> _Direction_
Every record should be written out exactly, please.

Data entries
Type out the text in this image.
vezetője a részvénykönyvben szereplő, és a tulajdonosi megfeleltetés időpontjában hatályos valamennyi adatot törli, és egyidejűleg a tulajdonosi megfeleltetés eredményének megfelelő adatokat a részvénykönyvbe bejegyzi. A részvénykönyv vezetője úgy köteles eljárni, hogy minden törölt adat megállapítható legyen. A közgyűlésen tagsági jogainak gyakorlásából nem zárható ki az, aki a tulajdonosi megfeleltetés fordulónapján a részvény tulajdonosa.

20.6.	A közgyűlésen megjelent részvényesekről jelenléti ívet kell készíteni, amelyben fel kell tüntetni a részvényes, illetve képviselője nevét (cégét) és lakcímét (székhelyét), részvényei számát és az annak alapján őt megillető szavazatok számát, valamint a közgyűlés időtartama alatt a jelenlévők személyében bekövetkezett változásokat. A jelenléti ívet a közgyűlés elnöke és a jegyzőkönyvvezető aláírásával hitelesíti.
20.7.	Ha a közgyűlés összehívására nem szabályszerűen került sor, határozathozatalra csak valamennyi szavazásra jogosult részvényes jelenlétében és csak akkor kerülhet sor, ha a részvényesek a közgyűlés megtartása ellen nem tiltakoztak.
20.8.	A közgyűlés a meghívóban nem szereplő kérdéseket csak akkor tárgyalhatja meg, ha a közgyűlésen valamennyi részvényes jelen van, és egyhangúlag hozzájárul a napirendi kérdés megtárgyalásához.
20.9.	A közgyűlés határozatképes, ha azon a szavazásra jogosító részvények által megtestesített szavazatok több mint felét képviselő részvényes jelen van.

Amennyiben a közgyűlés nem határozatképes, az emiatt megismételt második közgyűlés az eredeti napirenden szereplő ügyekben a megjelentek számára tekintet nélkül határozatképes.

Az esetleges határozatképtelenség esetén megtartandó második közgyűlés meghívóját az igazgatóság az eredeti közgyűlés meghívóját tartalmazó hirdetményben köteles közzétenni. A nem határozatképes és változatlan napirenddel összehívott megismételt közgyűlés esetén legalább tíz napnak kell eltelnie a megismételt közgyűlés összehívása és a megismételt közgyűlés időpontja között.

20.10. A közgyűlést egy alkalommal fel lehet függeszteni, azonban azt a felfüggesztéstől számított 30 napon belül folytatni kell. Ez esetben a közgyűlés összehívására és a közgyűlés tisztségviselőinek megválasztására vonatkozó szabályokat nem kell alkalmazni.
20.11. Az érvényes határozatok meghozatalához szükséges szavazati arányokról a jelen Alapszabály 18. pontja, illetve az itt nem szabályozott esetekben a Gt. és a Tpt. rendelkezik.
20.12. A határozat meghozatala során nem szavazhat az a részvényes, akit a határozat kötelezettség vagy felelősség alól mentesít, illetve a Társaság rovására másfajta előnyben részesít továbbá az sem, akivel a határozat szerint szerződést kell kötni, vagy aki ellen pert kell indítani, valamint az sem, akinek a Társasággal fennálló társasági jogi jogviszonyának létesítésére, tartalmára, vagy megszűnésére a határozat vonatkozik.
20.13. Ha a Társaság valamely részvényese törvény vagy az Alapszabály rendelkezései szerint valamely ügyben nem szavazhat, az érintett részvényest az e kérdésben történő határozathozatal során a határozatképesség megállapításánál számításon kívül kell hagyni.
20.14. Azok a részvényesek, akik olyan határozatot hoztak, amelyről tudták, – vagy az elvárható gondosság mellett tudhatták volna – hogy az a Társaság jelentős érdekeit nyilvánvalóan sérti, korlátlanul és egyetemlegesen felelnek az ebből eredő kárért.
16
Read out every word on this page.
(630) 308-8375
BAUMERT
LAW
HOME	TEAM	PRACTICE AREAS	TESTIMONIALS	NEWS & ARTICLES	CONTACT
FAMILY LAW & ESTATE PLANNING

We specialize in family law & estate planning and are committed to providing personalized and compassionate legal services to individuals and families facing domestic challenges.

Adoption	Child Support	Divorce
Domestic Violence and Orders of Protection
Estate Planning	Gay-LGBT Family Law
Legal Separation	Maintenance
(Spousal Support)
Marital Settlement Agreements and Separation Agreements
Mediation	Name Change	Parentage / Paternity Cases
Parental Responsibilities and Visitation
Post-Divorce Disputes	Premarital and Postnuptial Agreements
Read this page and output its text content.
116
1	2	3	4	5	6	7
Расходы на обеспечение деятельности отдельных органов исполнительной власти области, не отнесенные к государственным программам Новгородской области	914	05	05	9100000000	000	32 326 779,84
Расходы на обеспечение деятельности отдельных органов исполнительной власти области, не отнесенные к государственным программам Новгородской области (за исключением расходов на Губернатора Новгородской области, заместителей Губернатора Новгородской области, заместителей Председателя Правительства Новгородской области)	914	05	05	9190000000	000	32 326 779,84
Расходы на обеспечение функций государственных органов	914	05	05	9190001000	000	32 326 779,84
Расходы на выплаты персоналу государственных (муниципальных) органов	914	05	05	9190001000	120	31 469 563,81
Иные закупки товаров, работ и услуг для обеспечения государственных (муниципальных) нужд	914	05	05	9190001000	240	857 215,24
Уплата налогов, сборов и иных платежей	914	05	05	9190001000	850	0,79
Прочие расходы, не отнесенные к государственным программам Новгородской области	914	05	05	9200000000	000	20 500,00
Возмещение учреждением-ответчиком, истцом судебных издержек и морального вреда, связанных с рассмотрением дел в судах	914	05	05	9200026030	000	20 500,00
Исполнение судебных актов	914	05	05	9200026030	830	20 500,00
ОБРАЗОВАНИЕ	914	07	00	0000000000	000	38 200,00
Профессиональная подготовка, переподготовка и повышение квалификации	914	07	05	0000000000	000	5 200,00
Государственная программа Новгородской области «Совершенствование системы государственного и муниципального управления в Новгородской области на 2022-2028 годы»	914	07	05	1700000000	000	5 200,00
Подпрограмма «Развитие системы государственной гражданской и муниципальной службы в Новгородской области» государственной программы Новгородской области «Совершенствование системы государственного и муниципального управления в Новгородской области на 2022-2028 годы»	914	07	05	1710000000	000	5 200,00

> _Output of the task_
Type out the text in this image.
vezetője a részvénykönyvben szereplő, és a tulajdonosi megfeleltetés időpontjában hatályos valamennyi adatot törli, és egyidejűleg a tulajdonosi megfeleltetés eredményének megfelelő adatokat a részvénykönyvbe bejegyzi. A részvénykönyv vezetője úgy köteles eljárni, hogy minden törölt adat megállapítható legyen. A közgyűlésen tagsági jogainak gyakorlásából nem zárható ki az, aki a tulajdonosi megfeleltetés fordulónapján a részvény tulajdonosa.

20.6.	A közgyűlésen megjelent részvényesekről jelenléti ívet kell készíteni, amelyben fel kell tüntetni a részvényes, illetve képviselője nevét (cégét) és lakcímét (székhelyét), részvényei számát és az annak alapján őt megillető szavazatok számát, valamint a közgyűlés időtartama alatt a jelenlévők személyében bekövetkezett változásokat. A jelenléti ívet a közgyűlés elnöke és a jegyzőkönyvvezető aláírásával hitelesíti.
20.7.	Ha a közgyűlés összehívására nem szabályszerűen került sor, határozathozatalra csak valamennyi szavazásra jogosult részvényes jelenlétében és csak akkor kerülhet sor, ha a részvényesek a közgyűlés megtartása ellen nem tiltakoztak.
20.8.	A közgyűlés a meghívóban nem szereplő kérdéseket csak akkor tárgyalhatja meg, ha a közgyűlésen valamennyi részvényes jelen van, és egyhangúlag hozzájárul a napirendi kérdés megtárgyalásához.
20.9.	A közgyűlés határozatképes, ha azon a szavazásra jogosító részvények által megtestesített szavazatok több mint felét képviselő részvényes jelen van.

Amennyiben a közgyűlés nem határozatképes, az emiatt megismételt második közgyűlés az eredeti napirenden szereplő ügyekben a megjelentek számára tekintet nélkül határozatképes.

Az esetleges határozatképtelenség esetén megtartandó második közgyűlés meghívóját az igazgatóság az eredeti közgyűlés meghívóját tartalmazó hirdetményben köteles közzétenni. A nem határozatképes és változatlan napirenddel összehívott megismételt közgyűlés esetén legalább tíz napnak kell eltelnie a megismételt közgyűlés összehívása és a megismételt közgyűlés időpontja között.

20.10. A közgyűlést egy alkalommal fel lehet függeszteni, azonban azt a felfüggesztéstől számított 30 napon belül folytatni kell. Ez esetben a közgyűlés összehívására és a közgyűlés tisztségviselőinek megválasztására vonatkozó szabályokat nem kell alkalmazni.
20.11. Az érvényes határozatok meghozatalához szükséges szavazati arányokról a jelen Alapszabály 18. pontja, illetve az itt nem szabályozott esetekben a Gt. és a Tpt. rendelkezik.
20.12. A határozat meghozatala során nem szavazhat az a részvényes, akit a határozat kötelezettség vagy felelősség alól mentesít, illetve a Társaság rovására másfajta előnyben részesít továbbá az sem, akivel a határozat szerint szerződést kell kötni, vagy aki ellen pert kell indítani, valamint az sem, akinek a Társasággal fennálló társasági jogi jogviszonyának létesítésére, tartalmára, vagy megszűnésére a határozat vonatkozik.
20.13. Ha a Társaság valamely részvényese törvény vagy az Alapszabály rendelkezései szerint valamely ügyben nem szavazhat, az érintett részvényest az e kérdésben történő határozathozatal során a határozatképesség megállapításánál számításon kívül kell hagyni.
20.14. Azok a részvényesek, akik olyan határozatot hoztak, amelyről tudták, – vagy az elvárható gondosság mellett tudhatták volna – hogy az a Társaság jelentős érdekeit nyilvánvalóan sérti, korlátlanul és egyetemlegesen felelnek az ebből eredő kárért.
16
Read out every word on this page.
(630) 308-8375
BAUMERT
LAW
HOME	TEAM	PRACTICE AREAS	TESTIMONIALS	NEWS & ARTICLES	CONTACT
FAMILY LAW & ESTATE PLANNING

We specialize in family law & estate planning and are committed to providing personalized and compassionate legal services to individuals and families facing domestic challenges.

Adoption	Child Support	Divorce
Domestic Violence and Orders of Protection
Estate Planning	Gay-LGBT Family Law
Legal Separation	Maintenance
(Spousal Support)
Marital Settlement Agreements and Separation Agreements
Mediation	Name Change	Parentage / Paternity Cases
Parental Responsibilities and Visitation
Post-Divorce Disputes	Premarital and Postnuptial Agreements
Read this page and output its text content.
116
1	2	3	4	5	6	7
Расходы на обеспечение деятельности отдельных органов исполнительной власти области, не отнесенные к государственным программам Новгородской области	914	05	05	9100000000	000	32 326 779,84
Расходы на обеспечение деятельности отдельных органов исполнительной власти области, не отнесенные к государственным программам Новгородской области (за исключением расходов на Губернатора Новгородской области, заместителей Губернатора Новгородской области, заместителей Председателя Правительства Новгородской области)	914	05	05	9190000000	000	32 326 779,84
Расходы на обеспечение функций государственных органов	914	05	05	9190001000	000	32 326 779,84
Расходы на выплаты персоналу государственных (муниципальных) органов	914	05	05	9190001000	120	31 469 563,81
Иные закупки товаров, работ и услуг для обеспечения государственных (муниципальных) нужд	914	05	05	9190001000	240	857 215,24
Уплата налогов, сборов и иных платежей	914	05	05	9190001000	850	0,79
Прочие расходы, не отнесенные к государственным программам Новгородской области	914	05	05	9200000000	000	20 500,00
Возмещение учреждением-ответчиком, истцом судебных издержек и морального вреда, связанных с рассмотрением дел в судах	914	05	05	9200026030	000	20 500,00
Исполнение судебных актов	914	05	05	9200026030	830	20 500,00
ОБРАЗОВАНИЕ	914	07	00	0000000000	000	38 200,00
Профессиональная подготовка, переподготовка и повышение квалификации	914	07	05	0000000000	000	5 200,00
Государственная программа Новгородской области «Совершенствование системы государственного и муниципального управления в Новгородской области на 2022-2028 годы»	914	07	05	1700000000	000	5 200,00
Подпрограмма «Развитие системы государственной гражданской и муниципальной службы в Новгородской области» государственной программы Новгородской области «Совершенствование системы государственного и муниципального управления в Новгородской области на 2022-2028 годы»	914	07	05	1710000000	000	5 200,00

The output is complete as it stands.